Saved entries
------------------------------------------------

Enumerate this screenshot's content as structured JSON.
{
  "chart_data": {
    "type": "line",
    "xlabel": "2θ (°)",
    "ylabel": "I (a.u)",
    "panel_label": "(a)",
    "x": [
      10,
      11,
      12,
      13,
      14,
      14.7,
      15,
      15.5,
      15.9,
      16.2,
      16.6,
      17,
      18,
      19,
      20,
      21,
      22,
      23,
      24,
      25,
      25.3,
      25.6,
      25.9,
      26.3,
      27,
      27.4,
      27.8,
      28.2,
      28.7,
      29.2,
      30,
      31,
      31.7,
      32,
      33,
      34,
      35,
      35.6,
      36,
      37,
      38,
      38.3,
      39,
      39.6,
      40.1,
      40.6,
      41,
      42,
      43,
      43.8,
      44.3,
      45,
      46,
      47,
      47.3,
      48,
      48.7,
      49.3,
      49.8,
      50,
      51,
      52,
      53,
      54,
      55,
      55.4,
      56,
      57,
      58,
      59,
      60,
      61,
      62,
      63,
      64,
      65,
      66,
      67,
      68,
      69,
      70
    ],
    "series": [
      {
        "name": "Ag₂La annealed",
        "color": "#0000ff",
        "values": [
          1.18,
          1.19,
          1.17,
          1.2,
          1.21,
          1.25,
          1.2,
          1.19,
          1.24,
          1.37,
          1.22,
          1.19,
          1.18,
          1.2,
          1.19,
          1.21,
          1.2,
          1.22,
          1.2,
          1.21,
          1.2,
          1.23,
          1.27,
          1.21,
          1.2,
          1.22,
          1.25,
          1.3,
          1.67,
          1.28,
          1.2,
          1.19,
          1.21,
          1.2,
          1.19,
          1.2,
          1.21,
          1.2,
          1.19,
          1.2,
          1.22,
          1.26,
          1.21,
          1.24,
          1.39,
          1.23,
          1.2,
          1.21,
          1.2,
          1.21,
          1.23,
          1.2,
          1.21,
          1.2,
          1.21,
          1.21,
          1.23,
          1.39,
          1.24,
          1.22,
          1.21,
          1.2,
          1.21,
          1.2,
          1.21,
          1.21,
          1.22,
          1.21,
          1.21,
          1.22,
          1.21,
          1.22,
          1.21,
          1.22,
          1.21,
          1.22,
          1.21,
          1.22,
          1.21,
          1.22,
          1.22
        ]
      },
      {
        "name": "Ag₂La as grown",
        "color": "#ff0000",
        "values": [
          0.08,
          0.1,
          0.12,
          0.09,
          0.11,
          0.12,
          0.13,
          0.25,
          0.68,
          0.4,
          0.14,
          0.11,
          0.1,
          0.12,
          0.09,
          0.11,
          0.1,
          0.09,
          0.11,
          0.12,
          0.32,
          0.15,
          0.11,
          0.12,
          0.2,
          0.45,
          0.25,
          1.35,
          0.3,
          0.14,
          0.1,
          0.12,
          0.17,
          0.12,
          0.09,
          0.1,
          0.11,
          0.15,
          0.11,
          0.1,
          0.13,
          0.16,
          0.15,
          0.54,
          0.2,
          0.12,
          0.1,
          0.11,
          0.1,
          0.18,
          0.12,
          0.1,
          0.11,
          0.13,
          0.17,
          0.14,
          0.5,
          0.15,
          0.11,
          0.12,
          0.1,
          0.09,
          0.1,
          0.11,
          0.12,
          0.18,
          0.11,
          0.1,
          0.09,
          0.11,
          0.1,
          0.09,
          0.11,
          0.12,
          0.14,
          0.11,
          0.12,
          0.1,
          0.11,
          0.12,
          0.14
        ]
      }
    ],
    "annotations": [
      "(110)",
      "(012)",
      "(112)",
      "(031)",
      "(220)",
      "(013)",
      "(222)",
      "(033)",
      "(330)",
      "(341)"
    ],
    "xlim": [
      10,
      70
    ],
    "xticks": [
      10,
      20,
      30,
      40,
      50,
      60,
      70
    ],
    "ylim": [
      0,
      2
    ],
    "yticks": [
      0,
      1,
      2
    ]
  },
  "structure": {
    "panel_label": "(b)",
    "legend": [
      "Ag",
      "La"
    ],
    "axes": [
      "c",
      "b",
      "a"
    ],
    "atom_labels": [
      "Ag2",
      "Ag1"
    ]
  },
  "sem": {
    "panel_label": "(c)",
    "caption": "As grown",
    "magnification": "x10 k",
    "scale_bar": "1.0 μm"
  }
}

------------------------------------------------

### DO THIS
Repeat every record, keeping each word and mark exactly as it is.

### FINISHED TASK
Enumerate this screenshot's content as structured JSON.
{
  "chart_data": {
    "type": "line",
    "xlabel": "2θ (°)",
    "ylabel": "I (a.u)",
    "panel_label": "(a)",
    "x": [
      10,
      11,
      12,
      13,
      14,
      14.7,
      15,
      15.5,
      15.9,
      16.2,
      16.6,
      17,
      18,
      19,
      20,
      21,
      22,
      23,
      24,
      25,
      25.3,
      25.6,
      25.9,
      26.3,
      27,
      27.4,
      27.8,
      28.2,
      28.7,
      29.2,
      30,
      31,
      31.7,
      32,
      33,
      34,
      35,
      35.6,
      36,
      37,
      38,
      38.3,
      39,
      39.6,
      40.1,
      40.6,
      41,
      42,
      43,
      43.8,
      44.3,
      45,
      46,
      47,
      47.3,
      48,
      48.7,
      49.3,
      49.8,
      50,
      51,
      52,
      53,
      54,
      55,
      55.4,
      56,
      57,
      58,
      59,
      60,
      61,
      62,
      63,
      64,
      65,
      66,
      67,
      68,
      69,
      70
    ],
    "series": [
      {
        "name": "Ag₂La annealed",
        "color": "#0000ff",
        "values": [
          1.18,
          1.19,
          1.17,
          1.2,
          1.21,
          1.25,
          1.2,
          1.19,
          1.24,
          1.37,
          1.22,
          1.19,
          1.18,
          1.2,
          1.19,
          1.21,
          1.2,
          1.22,
          1.2,
          1.21,
          1.2,
          1.23,
          1.27,
          1.21,
          1.2,
          1.22,
          1.25,
          1.3,
          1.67,
          1.28,
          1.2,
          1.19,
          1.21,
          1.2,
          1.19,
          1.2,
          1.21,
          1.2,
          1.19,
          1.2,
          1.22,
          1.26,
          1.21,
          1.24,
          1.39,
          1.23,
          1.2,
          1.21,
          1.2,
          1.21,
          1.23,
          1.2,
          1.21,
          1.2,
          1.21,
          1.21,
          1.23,
          1.39,
          1.24,
          1.22,
          1.21,
          1.2,
          1.21,
          1.2,
          1.21,
          1.21,
          1.22,
          1.21,
          1.21,
          1.22,
          1.21,
          1.22,
          1.21,
          1.22,
          1.21,
          1.22,
          1.21,
          1.22,
          1.21,
          1.22,
          1.22
        ]
      },
      {
        "name": "Ag₂La as grown",
        "color": "#ff0000",
        "values": [
          0.08,
          0.1,
          0.12,
          0.09,
          0.11,
          0.12,
          0.13,
          0.25,
          0.68,
          0.4,
          0.14,
          0.11,
          0.1,
          0.12,
          0.09,
          0.11,
          0.1,
          0.09,
          0.11,
          0.12,
          0.32,
          0.15,
          0.11,
          0.12,
          0.2,
          0.45,
          0.25,
          1.35,
          0.3,
          0.14,
          0.1,
          0.12,
          0.17,
          0.12,
          0.09,
          0.1,
          0.11,
          0.15,
          0.11,
          0.1,
          0.13,
          0.16,
          0.15,
          0.54,
          0.2,
          0.12,
          0.1,
          0.11,
          0.1,
          0.18,
          0.12,
          0.1,
          0.11,
          0.13,
          0.17,
          0.14,
          0.5,
          0.15,
          0.11,
          0.12,
          0.1,
          0.09,
          0.1,
          0.11,
          0.12,
          0.18,
          0.11,
          0.1,
          0.09,
          0.11,
          0.1,
          0.09,
          0.11,
          0.12,
          0.14,
          0.11,
          0.12,
          0.1,
          0.11,
          0.12,
          0.14
        ]
      }
    ],
    "annotations": [
      "(110)",
      "(012)",
      "(112)",
      "(031)",
      "(220)",
      "(013)",
      "(222)",
      "(033)",
      "(330)",
      "(341)"
    ],
    "xlim": [
      10,
      70
    ],
    "xticks": [
      10,
      20,
      30,
      40,
      50,
      60,
      70
    ],
    "ylim": [
      0,
      2
    ],
    "yticks": [
      0,
      1,
      2
    ]
  },
  "structure": {
    "panel_label": "(b)",
    "legend": [
      "Ag",
      "La"
    ],
    "axes": [
      "c",
      "b",
      "a"
    ],
    "atom_labels": [
      "Ag2",
      "Ag1"
    ]
  },
  "sem": {
    "panel_label": "(c)",
    "caption": "As grown",
    "magnification": "x10 k",
    "scale_bar": "1.0 μm"
  }
}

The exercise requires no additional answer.